◆ **The records**:
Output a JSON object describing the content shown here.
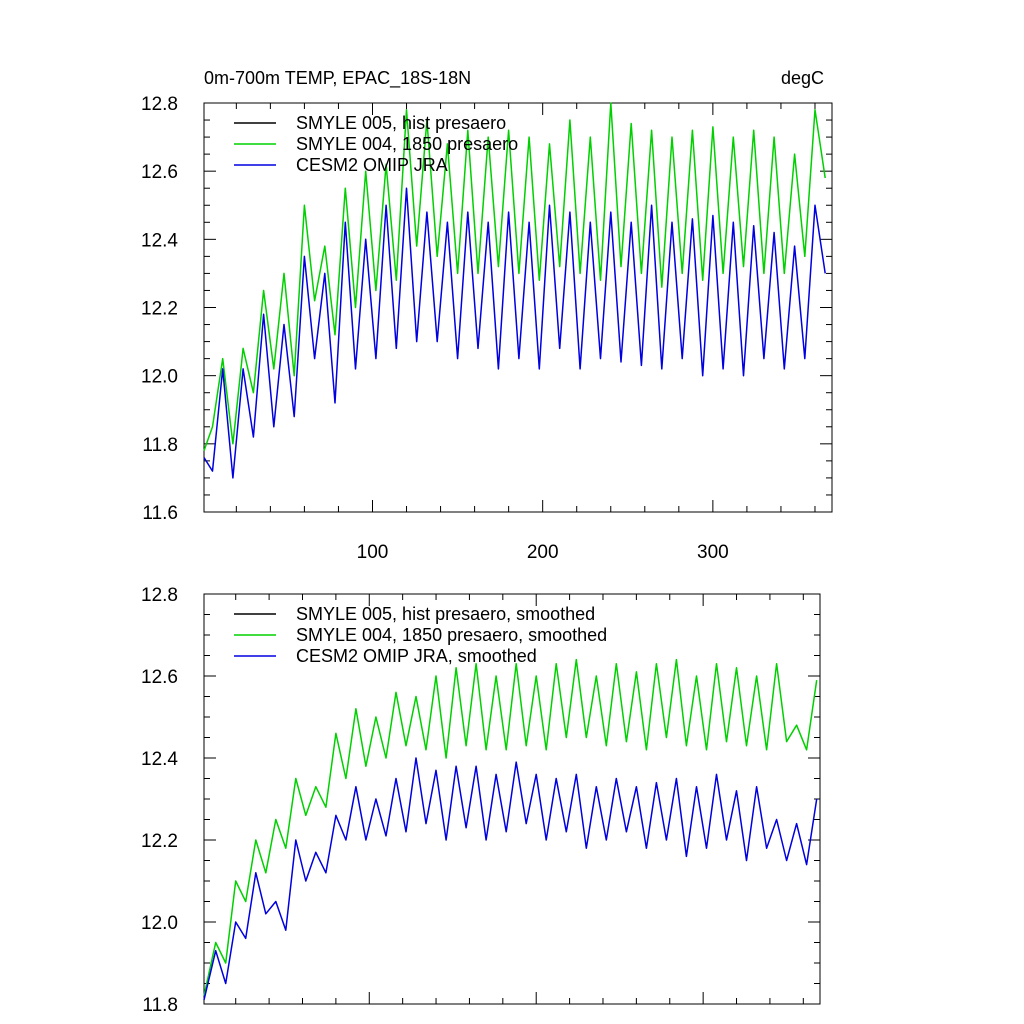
{
  "chart_data": [
    {
      "type": "line",
      "title": "0m-700m TEMP, EPAC_18S-18N",
      "units": "degC",
      "xlim": [
        1,
        370
      ],
      "ylim": [
        11.6,
        12.8
      ],
      "yticks": [
        "11.6",
        "11.8",
        "12.0",
        "12.2",
        "12.4",
        "12.6",
        "12.8"
      ],
      "xticks": [
        "100",
        "200",
        "300"
      ],
      "legend_position": "top-left",
      "series": [
        {
          "name": "SMYLE 005, hist presaero",
          "color": "#000000",
          "x": [],
          "values": []
        },
        {
          "name": "SMYLE 004, 1850 presaero",
          "color": "#00d000",
          "x": [
            1,
            6,
            12,
            18,
            24,
            30,
            36,
            42,
            48,
            54,
            60,
            66,
            72,
            78,
            84,
            90,
            96,
            102,
            108,
            114,
            120,
            126,
            132,
            138,
            144,
            150,
            156,
            162,
            168,
            174,
            180,
            186,
            192,
            198,
            204,
            210,
            216,
            222,
            228,
            234,
            240,
            246,
            252,
            258,
            264,
            270,
            276,
            282,
            288,
            294,
            300,
            306,
            312,
            318,
            324,
            330,
            336,
            342,
            348,
            354,
            360,
            366
          ],
          "values": [
            11.78,
            11.85,
            12.05,
            11.8,
            12.08,
            11.95,
            12.25,
            12.02,
            12.3,
            12.0,
            12.5,
            12.22,
            12.38,
            12.12,
            12.55,
            12.2,
            12.6,
            12.25,
            12.62,
            12.28,
            12.78,
            12.38,
            12.75,
            12.35,
            12.68,
            12.3,
            12.72,
            12.3,
            12.7,
            12.32,
            12.72,
            12.3,
            12.7,
            12.28,
            12.68,
            12.32,
            12.75,
            12.3,
            12.7,
            12.28,
            12.8,
            12.32,
            12.74,
            12.3,
            12.72,
            12.26,
            12.7,
            12.3,
            12.72,
            12.28,
            12.73,
            12.3,
            12.7,
            12.32,
            12.72,
            12.3,
            12.7,
            12.3,
            12.65,
            12.35,
            12.78,
            12.58
          ]
        },
        {
          "name": "CESM2 OMIP JRA",
          "color": "#0000e0",
          "x": [
            1,
            6,
            12,
            18,
            24,
            30,
            36,
            42,
            48,
            54,
            60,
            66,
            72,
            78,
            84,
            90,
            96,
            102,
            108,
            114,
            120,
            126,
            132,
            138,
            144,
            150,
            156,
            162,
            168,
            174,
            180,
            186,
            192,
            198,
            204,
            210,
            216,
            222,
            228,
            234,
            240,
            246,
            252,
            258,
            264,
            270,
            276,
            282,
            288,
            294,
            300,
            306,
            312,
            318,
            324,
            330,
            336,
            342,
            348,
            354,
            360,
            366
          ],
          "values": [
            11.76,
            11.72,
            12.02,
            11.7,
            12.02,
            11.82,
            12.18,
            11.85,
            12.15,
            11.88,
            12.35,
            12.05,
            12.3,
            11.92,
            12.45,
            12.02,
            12.4,
            12.05,
            12.5,
            12.08,
            12.55,
            12.1,
            12.48,
            12.1,
            12.45,
            12.05,
            12.48,
            12.08,
            12.45,
            12.02,
            12.48,
            12.05,
            12.45,
            12.02,
            12.5,
            12.08,
            12.48,
            12.02,
            12.45,
            12.05,
            12.48,
            12.04,
            12.45,
            12.03,
            12.5,
            12.02,
            12.45,
            12.05,
            12.46,
            12.0,
            12.47,
            12.02,
            12.45,
            12.0,
            12.44,
            12.05,
            12.42,
            12.02,
            12.38,
            12.05,
            12.5,
            12.3
          ]
        }
      ]
    },
    {
      "type": "line",
      "title": "",
      "xlim": [
        1,
        370
      ],
      "ylim": [
        11.8,
        12.8
      ],
      "yticks": [
        "11.8",
        "12.0",
        "12.2",
        "12.4",
        "12.6",
        "12.8"
      ],
      "legend_position": "top-left",
      "series": [
        {
          "name": "SMYLE 005, hist presaero, smoothed",
          "color": "#000000",
          "x": [],
          "values": []
        },
        {
          "name": "SMYLE 004, 1850 presaero, smoothed",
          "color": "#00d000",
          "x": [
            1,
            8,
            14,
            20,
            26,
            32,
            38,
            44,
            50,
            56,
            62,
            68,
            74,
            80,
            86,
            92,
            98,
            104,
            110,
            116,
            122,
            128,
            134,
            140,
            146,
            152,
            158,
            164,
            170,
            176,
            182,
            188,
            194,
            200,
            206,
            212,
            218,
            224,
            230,
            236,
            242,
            248,
            254,
            260,
            266,
            272,
            278,
            284,
            290,
            296,
            302,
            308,
            314,
            320,
            326,
            332,
            338,
            344,
            350,
            356,
            362,
            368
          ],
          "values": [
            11.82,
            11.95,
            11.9,
            12.1,
            12.05,
            12.2,
            12.12,
            12.25,
            12.18,
            12.35,
            12.26,
            12.33,
            12.28,
            12.46,
            12.35,
            12.52,
            12.38,
            12.5,
            12.4,
            12.56,
            12.43,
            12.55,
            12.42,
            12.6,
            12.4,
            12.62,
            12.43,
            12.63,
            12.42,
            12.6,
            12.42,
            12.63,
            12.43,
            12.6,
            12.42,
            12.63,
            12.45,
            12.64,
            12.45,
            12.6,
            12.43,
            12.63,
            12.44,
            12.61,
            12.42,
            12.63,
            12.45,
            12.64,
            12.43,
            12.6,
            12.42,
            12.63,
            12.44,
            12.62,
            12.43,
            12.6,
            12.42,
            12.63,
            12.44,
            12.48,
            12.42,
            12.59
          ]
        },
        {
          "name": "CESM2 OMIP JRA, smoothed",
          "color": "#0000e0",
          "x": [
            1,
            8,
            14,
            20,
            26,
            32,
            38,
            44,
            50,
            56,
            62,
            68,
            74,
            80,
            86,
            92,
            98,
            104,
            110,
            116,
            122,
            128,
            134,
            140,
            146,
            152,
            158,
            164,
            170,
            176,
            182,
            188,
            194,
            200,
            206,
            212,
            218,
            224,
            230,
            236,
            242,
            248,
            254,
            260,
            266,
            272,
            278,
            284,
            290,
            296,
            302,
            308,
            314,
            320,
            326,
            332,
            338,
            344,
            350,
            356,
            362,
            368
          ],
          "values": [
            11.81,
            11.93,
            11.85,
            12.0,
            11.96,
            12.12,
            12.02,
            12.05,
            11.98,
            12.2,
            12.1,
            12.17,
            12.12,
            12.26,
            12.2,
            12.33,
            12.2,
            12.3,
            12.21,
            12.35,
            12.22,
            12.4,
            12.24,
            12.37,
            12.2,
            12.38,
            12.23,
            12.38,
            12.2,
            12.36,
            12.22,
            12.39,
            12.24,
            12.36,
            12.2,
            12.35,
            12.22,
            12.36,
            12.18,
            12.33,
            12.2,
            12.35,
            12.22,
            12.33,
            12.18,
            12.34,
            12.2,
            12.35,
            12.16,
            12.33,
            12.18,
            12.36,
            12.2,
            12.32,
            12.15,
            12.33,
            12.18,
            12.25,
            12.15,
            12.24,
            12.14,
            12.3
          ]
        }
      ]
    }
  ]
}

◆ **What is expected**: Print each entry shown above with exact wording and no pictures.

◆ **Worked answer**:
Output a JSON object describing the content shown here.
{
  "chart_data": [
    {
      "type": "line",
      "title": "0m-700m TEMP, EPAC_18S-18N",
      "units": "degC",
      "xlim": [
        1,
        370
      ],
      "ylim": [
        11.6,
        12.8
      ],
      "yticks": [
        "11.6",
        "11.8",
        "12.0",
        "12.2",
        "12.4",
        "12.6",
        "12.8"
      ],
      "xticks": [
        "100",
        "200",
        "300"
      ],
      "legend_position": "top-left",
      "series": [
        {
          "name": "SMYLE 005, hist presaero",
          "color": "#000000",
          "x": [],
          "values": []
        },
        {
          "name": "SMYLE 004, 1850 presaero",
          "color": "#00d000",
          "x": [
            1,
            6,
            12,
            18,
            24,
            30,
            36,
            42,
            48,
            54,
            60,
            66,
            72,
            78,
            84,
            90,
            96,
            102,
            108,
            114,
            120,
            126,
            132,
            138,
            144,
            150,
            156,
            162,
            168,
            174,
            180,
            186,
            192,
            198,
            204,
            210,
            216,
            222,
            228,
            234,
            240,
            246,
            252,
            258,
            264,
            270,
            276,
            282,
            288,
            294,
            300,
            306,
            312,
            318,
            324,
            330,
            336,
            342,
            348,
            354,
            360,
            366
          ],
          "values": [
            11.78,
            11.85,
            12.05,
            11.8,
            12.08,
            11.95,
            12.25,
            12.02,
            12.3,
            12.0,
            12.5,
            12.22,
            12.38,
            12.12,
            12.55,
            12.2,
            12.6,
            12.25,
            12.62,
            12.28,
            12.78,
            12.38,
            12.75,
            12.35,
            12.68,
            12.3,
            12.72,
            12.3,
            12.7,
            12.32,
            12.72,
            12.3,
            12.7,
            12.28,
            12.68,
            12.32,
            12.75,
            12.3,
            12.7,
            12.28,
            12.8,
            12.32,
            12.74,
            12.3,
            12.72,
            12.26,
            12.7,
            12.3,
            12.72,
            12.28,
            12.73,
            12.3,
            12.7,
            12.32,
            12.72,
            12.3,
            12.7,
            12.3,
            12.65,
            12.35,
            12.78,
            12.58
          ]
        },
        {
          "name": "CESM2 OMIP JRA",
          "color": "#0000e0",
          "x": [
            1,
            6,
            12,
            18,
            24,
            30,
            36,
            42,
            48,
            54,
            60,
            66,
            72,
            78,
            84,
            90,
            96,
            102,
            108,
            114,
            120,
            126,
            132,
            138,
            144,
            150,
            156,
            162,
            168,
            174,
            180,
            186,
            192,
            198,
            204,
            210,
            216,
            222,
            228,
            234,
            240,
            246,
            252,
            258,
            264,
            270,
            276,
            282,
            288,
            294,
            300,
            306,
            312,
            318,
            324,
            330,
            336,
            342,
            348,
            354,
            360,
            366
          ],
          "values": [
            11.76,
            11.72,
            12.02,
            11.7,
            12.02,
            11.82,
            12.18,
            11.85,
            12.15,
            11.88,
            12.35,
            12.05,
            12.3,
            11.92,
            12.45,
            12.02,
            12.4,
            12.05,
            12.5,
            12.08,
            12.55,
            12.1,
            12.48,
            12.1,
            12.45,
            12.05,
            12.48,
            12.08,
            12.45,
            12.02,
            12.48,
            12.05,
            12.45,
            12.02,
            12.5,
            12.08,
            12.48,
            12.02,
            12.45,
            12.05,
            12.48,
            12.04,
            12.45,
            12.03,
            12.5,
            12.02,
            12.45,
            12.05,
            12.46,
            12.0,
            12.47,
            12.02,
            12.45,
            12.0,
            12.44,
            12.05,
            12.42,
            12.02,
            12.38,
            12.05,
            12.5,
            12.3
          ]
        }
      ]
    },
    {
      "type": "line",
      "title": "",
      "xlim": [
        1,
        370
      ],
      "ylim": [
        11.8,
        12.8
      ],
      "yticks": [
        "11.8",
        "12.0",
        "12.2",
        "12.4",
        "12.6",
        "12.8"
      ],
      "legend_position": "top-left",
      "series": [
        {
          "name": "SMYLE 005, hist presaero, smoothed",
          "color": "#000000",
          "x": [],
          "values": []
        },
        {
          "name": "SMYLE 004, 1850 presaero, smoothed",
          "color": "#00d000",
          "x": [
            1,
            8,
            14,
            20,
            26,
            32,
            38,
            44,
            50,
            56,
            62,
            68,
            74,
            80,
            86,
            92,
            98,
            104,
            110,
            116,
            122,
            128,
            134,
            140,
            146,
            152,
            158,
            164,
            170,
            176,
            182,
            188,
            194,
            200,
            206,
            212,
            218,
            224,
            230,
            236,
            242,
            248,
            254,
            260,
            266,
            272,
            278,
            284,
            290,
            296,
            302,
            308,
            314,
            320,
            326,
            332,
            338,
            344,
            350,
            356,
            362,
            368
          ],
          "values": [
            11.82,
            11.95,
            11.9,
            12.1,
            12.05,
            12.2,
            12.12,
            12.25,
            12.18,
            12.35,
            12.26,
            12.33,
            12.28,
            12.46,
            12.35,
            12.52,
            12.38,
            12.5,
            12.4,
            12.56,
            12.43,
            12.55,
            12.42,
            12.6,
            12.4,
            12.62,
            12.43,
            12.63,
            12.42,
            12.6,
            12.42,
            12.63,
            12.43,
            12.6,
            12.42,
            12.63,
            12.45,
            12.64,
            12.45,
            12.6,
            12.43,
            12.63,
            12.44,
            12.61,
            12.42,
            12.63,
            12.45,
            12.64,
            12.43,
            12.6,
            12.42,
            12.63,
            12.44,
            12.62,
            12.43,
            12.6,
            12.42,
            12.63,
            12.44,
            12.48,
            12.42,
            12.59
          ]
        },
        {
          "name": "CESM2 OMIP JRA, smoothed",
          "color": "#0000e0",
          "x": [
            1,
            8,
            14,
            20,
            26,
            32,
            38,
            44,
            50,
            56,
            62,
            68,
            74,
            80,
            86,
            92,
            98,
            104,
            110,
            116,
            122,
            128,
            134,
            140,
            146,
            152,
            158,
            164,
            170,
            176,
            182,
            188,
            194,
            200,
            206,
            212,
            218,
            224,
            230,
            236,
            242,
            248,
            254,
            260,
            266,
            272,
            278,
            284,
            290,
            296,
            302,
            308,
            314,
            320,
            326,
            332,
            338,
            344,
            350,
            356,
            362,
            368
          ],
          "values": [
            11.81,
            11.93,
            11.85,
            12.0,
            11.96,
            12.12,
            12.02,
            12.05,
            11.98,
            12.2,
            12.1,
            12.17,
            12.12,
            12.26,
            12.2,
            12.33,
            12.2,
            12.3,
            12.21,
            12.35,
            12.22,
            12.4,
            12.24,
            12.37,
            12.2,
            12.38,
            12.23,
            12.38,
            12.2,
            12.36,
            12.22,
            12.39,
            12.24,
            12.36,
            12.2,
            12.35,
            12.22,
            12.36,
            12.18,
            12.33,
            12.2,
            12.35,
            12.22,
            12.33,
            12.18,
            12.34,
            12.2,
            12.35,
            12.16,
            12.33,
            12.18,
            12.36,
            12.2,
            12.32,
            12.15,
            12.33,
            12.18,
            12.25,
            12.15,
            12.24,
            12.14,
            12.3
          ]
        }
      ]
    }
  ]
}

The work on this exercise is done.